*** Data records Section Begins ***

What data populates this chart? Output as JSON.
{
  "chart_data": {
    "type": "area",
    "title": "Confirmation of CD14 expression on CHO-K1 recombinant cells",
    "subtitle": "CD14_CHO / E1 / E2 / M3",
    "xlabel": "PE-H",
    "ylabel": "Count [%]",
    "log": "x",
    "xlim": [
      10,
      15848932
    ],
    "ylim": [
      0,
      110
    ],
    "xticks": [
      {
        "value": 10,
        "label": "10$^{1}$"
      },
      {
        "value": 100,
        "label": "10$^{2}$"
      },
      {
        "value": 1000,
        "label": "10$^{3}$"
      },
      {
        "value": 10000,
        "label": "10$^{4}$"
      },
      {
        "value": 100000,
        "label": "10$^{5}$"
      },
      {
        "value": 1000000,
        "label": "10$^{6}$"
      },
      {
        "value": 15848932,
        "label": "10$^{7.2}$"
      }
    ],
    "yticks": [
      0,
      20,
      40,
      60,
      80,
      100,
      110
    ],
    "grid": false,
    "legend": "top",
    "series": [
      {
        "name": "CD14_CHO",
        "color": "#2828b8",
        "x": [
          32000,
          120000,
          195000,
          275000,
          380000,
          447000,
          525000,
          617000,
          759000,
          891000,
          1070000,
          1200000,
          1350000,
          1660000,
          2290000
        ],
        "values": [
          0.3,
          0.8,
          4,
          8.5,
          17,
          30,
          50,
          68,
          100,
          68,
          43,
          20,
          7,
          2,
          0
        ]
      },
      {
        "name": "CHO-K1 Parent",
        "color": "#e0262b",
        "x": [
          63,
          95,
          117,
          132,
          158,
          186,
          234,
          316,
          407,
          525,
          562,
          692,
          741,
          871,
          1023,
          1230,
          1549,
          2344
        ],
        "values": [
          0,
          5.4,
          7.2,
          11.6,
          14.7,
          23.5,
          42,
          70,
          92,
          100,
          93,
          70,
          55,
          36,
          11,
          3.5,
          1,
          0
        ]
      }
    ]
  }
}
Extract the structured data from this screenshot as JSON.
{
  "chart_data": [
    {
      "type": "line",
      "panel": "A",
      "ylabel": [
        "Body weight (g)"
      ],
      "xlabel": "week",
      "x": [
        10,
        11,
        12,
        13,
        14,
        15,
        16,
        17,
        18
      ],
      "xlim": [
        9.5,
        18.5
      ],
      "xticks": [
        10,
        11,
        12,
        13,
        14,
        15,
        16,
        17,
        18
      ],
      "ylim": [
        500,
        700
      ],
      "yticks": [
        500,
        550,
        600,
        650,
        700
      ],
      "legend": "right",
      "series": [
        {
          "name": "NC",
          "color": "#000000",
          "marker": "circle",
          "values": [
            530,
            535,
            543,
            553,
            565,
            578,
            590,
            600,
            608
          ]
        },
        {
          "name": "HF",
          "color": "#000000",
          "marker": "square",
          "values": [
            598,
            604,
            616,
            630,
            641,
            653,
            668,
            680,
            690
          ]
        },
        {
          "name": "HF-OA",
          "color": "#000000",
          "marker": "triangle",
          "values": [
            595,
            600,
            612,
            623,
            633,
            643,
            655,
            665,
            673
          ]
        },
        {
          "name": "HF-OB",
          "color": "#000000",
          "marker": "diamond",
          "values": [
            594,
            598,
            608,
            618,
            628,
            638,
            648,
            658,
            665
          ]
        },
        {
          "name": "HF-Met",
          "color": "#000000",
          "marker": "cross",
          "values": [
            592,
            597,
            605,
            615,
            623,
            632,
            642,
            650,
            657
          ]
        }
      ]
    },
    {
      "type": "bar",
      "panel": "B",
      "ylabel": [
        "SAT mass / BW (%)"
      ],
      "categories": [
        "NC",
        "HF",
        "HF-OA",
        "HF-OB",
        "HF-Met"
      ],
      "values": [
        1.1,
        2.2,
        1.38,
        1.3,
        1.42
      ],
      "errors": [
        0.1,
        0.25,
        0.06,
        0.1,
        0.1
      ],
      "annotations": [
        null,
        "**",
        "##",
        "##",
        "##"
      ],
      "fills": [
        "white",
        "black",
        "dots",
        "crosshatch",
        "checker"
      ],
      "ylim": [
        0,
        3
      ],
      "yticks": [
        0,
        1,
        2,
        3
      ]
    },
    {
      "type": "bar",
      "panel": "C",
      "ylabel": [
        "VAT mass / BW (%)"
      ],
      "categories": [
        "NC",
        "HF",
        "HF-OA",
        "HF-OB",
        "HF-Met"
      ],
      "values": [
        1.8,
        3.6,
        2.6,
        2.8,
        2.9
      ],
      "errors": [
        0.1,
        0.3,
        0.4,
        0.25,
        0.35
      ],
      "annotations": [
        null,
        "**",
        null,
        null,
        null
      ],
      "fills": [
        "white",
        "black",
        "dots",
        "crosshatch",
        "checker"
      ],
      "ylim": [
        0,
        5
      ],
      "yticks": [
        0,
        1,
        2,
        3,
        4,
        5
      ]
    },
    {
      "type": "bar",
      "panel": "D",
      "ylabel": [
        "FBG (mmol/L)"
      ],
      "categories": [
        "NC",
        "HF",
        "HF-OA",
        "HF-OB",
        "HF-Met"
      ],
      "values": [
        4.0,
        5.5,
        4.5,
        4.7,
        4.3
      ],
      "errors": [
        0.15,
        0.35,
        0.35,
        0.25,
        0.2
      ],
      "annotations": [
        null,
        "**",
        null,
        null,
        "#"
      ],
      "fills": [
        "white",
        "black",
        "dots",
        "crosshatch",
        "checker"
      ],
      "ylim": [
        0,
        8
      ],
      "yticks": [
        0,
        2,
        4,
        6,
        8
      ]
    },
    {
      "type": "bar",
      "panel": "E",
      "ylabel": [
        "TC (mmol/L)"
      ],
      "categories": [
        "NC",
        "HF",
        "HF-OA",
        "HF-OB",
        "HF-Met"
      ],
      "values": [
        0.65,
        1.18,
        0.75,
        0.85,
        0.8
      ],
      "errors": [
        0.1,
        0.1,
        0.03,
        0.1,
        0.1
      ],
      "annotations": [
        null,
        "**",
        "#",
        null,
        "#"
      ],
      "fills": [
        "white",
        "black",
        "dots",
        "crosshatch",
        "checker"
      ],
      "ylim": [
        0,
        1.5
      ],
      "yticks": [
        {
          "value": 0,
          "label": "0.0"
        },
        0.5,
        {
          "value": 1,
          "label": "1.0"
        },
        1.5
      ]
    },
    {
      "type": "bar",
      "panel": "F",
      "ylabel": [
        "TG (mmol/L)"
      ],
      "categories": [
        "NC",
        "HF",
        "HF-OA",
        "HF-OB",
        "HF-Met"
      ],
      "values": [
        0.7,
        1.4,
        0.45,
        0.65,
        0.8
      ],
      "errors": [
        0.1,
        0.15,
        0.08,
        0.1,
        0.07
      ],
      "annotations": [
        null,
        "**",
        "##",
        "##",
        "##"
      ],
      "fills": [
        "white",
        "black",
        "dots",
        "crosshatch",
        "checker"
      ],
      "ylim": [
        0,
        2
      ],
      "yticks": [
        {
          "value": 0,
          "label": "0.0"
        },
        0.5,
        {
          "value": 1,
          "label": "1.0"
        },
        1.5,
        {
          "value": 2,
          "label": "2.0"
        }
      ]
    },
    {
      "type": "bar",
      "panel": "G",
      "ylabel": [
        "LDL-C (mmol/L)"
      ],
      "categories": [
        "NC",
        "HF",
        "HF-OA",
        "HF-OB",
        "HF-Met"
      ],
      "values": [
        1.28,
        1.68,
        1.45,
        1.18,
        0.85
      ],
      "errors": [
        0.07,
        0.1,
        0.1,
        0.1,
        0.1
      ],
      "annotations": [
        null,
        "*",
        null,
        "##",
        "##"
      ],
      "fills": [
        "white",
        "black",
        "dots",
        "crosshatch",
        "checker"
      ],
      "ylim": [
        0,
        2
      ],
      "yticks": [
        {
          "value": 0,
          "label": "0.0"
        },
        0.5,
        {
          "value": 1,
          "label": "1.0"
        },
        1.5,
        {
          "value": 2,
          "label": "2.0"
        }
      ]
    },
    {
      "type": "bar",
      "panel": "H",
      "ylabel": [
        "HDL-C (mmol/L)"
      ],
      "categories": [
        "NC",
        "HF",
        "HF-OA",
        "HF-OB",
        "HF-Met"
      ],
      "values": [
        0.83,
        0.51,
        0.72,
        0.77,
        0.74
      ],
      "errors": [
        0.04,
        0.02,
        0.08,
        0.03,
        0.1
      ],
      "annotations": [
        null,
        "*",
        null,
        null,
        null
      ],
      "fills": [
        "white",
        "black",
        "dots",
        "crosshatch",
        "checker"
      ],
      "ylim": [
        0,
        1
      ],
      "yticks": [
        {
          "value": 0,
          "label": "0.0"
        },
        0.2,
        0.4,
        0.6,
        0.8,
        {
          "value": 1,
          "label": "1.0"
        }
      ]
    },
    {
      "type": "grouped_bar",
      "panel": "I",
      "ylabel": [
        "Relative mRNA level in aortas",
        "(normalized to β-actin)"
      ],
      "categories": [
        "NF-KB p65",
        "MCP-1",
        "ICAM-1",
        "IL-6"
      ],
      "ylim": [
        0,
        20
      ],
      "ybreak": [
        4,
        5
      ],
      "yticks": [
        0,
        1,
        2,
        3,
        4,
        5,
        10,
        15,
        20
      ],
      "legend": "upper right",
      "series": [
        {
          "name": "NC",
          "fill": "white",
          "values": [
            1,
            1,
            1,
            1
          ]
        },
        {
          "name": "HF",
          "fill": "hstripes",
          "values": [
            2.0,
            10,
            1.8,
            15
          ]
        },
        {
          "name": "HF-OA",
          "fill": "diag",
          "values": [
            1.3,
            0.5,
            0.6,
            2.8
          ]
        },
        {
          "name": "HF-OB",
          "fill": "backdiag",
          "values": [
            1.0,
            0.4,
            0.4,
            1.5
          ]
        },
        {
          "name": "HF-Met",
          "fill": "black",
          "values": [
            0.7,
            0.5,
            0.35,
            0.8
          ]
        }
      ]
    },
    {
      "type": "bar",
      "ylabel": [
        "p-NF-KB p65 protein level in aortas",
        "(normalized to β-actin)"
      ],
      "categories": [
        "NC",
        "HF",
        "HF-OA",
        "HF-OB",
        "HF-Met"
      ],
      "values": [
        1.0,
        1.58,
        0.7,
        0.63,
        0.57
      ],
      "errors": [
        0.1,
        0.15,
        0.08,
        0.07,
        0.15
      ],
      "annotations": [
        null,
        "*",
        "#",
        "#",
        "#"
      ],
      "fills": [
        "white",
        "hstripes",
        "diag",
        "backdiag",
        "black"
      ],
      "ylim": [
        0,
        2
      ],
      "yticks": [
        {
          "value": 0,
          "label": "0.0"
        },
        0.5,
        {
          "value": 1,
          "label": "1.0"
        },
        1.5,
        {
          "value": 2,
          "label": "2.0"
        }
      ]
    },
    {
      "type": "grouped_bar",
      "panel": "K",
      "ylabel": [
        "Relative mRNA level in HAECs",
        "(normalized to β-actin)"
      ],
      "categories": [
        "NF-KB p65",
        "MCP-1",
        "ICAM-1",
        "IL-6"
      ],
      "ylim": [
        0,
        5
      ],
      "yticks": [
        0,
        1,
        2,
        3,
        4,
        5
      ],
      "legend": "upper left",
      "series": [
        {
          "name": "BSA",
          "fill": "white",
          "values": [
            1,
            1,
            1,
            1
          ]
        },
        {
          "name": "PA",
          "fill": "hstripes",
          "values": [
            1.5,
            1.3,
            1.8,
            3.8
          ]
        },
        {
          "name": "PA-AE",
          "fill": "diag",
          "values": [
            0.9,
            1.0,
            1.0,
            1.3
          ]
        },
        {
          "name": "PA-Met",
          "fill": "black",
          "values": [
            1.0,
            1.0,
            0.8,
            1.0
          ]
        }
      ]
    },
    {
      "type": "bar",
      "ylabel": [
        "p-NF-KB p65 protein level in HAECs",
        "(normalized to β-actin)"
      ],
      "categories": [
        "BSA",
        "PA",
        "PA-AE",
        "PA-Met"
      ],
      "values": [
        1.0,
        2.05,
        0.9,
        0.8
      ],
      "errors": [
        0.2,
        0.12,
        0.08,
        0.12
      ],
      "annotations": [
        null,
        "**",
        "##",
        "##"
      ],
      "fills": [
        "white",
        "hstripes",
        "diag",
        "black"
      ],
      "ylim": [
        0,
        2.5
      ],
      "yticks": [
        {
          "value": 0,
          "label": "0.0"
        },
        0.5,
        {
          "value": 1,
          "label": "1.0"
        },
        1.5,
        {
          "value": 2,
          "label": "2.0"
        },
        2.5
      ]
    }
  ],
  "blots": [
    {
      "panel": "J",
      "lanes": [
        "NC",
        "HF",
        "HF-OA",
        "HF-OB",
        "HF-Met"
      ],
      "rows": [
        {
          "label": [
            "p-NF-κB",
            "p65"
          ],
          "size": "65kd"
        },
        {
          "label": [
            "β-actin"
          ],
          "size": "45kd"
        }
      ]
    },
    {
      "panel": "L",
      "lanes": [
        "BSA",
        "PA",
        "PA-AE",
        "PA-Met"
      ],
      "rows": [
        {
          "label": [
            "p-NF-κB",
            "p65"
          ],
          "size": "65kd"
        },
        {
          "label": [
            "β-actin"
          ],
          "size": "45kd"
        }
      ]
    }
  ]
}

*** Data records Section Ends ***

#### [Work required]
Scan the material above for lines holding the string "protein" and copy those lines.

#### [Task output]
        "p-NF-KB p65 protein level in aortas",
        "p-NF-KB p65 protein level in HAECs",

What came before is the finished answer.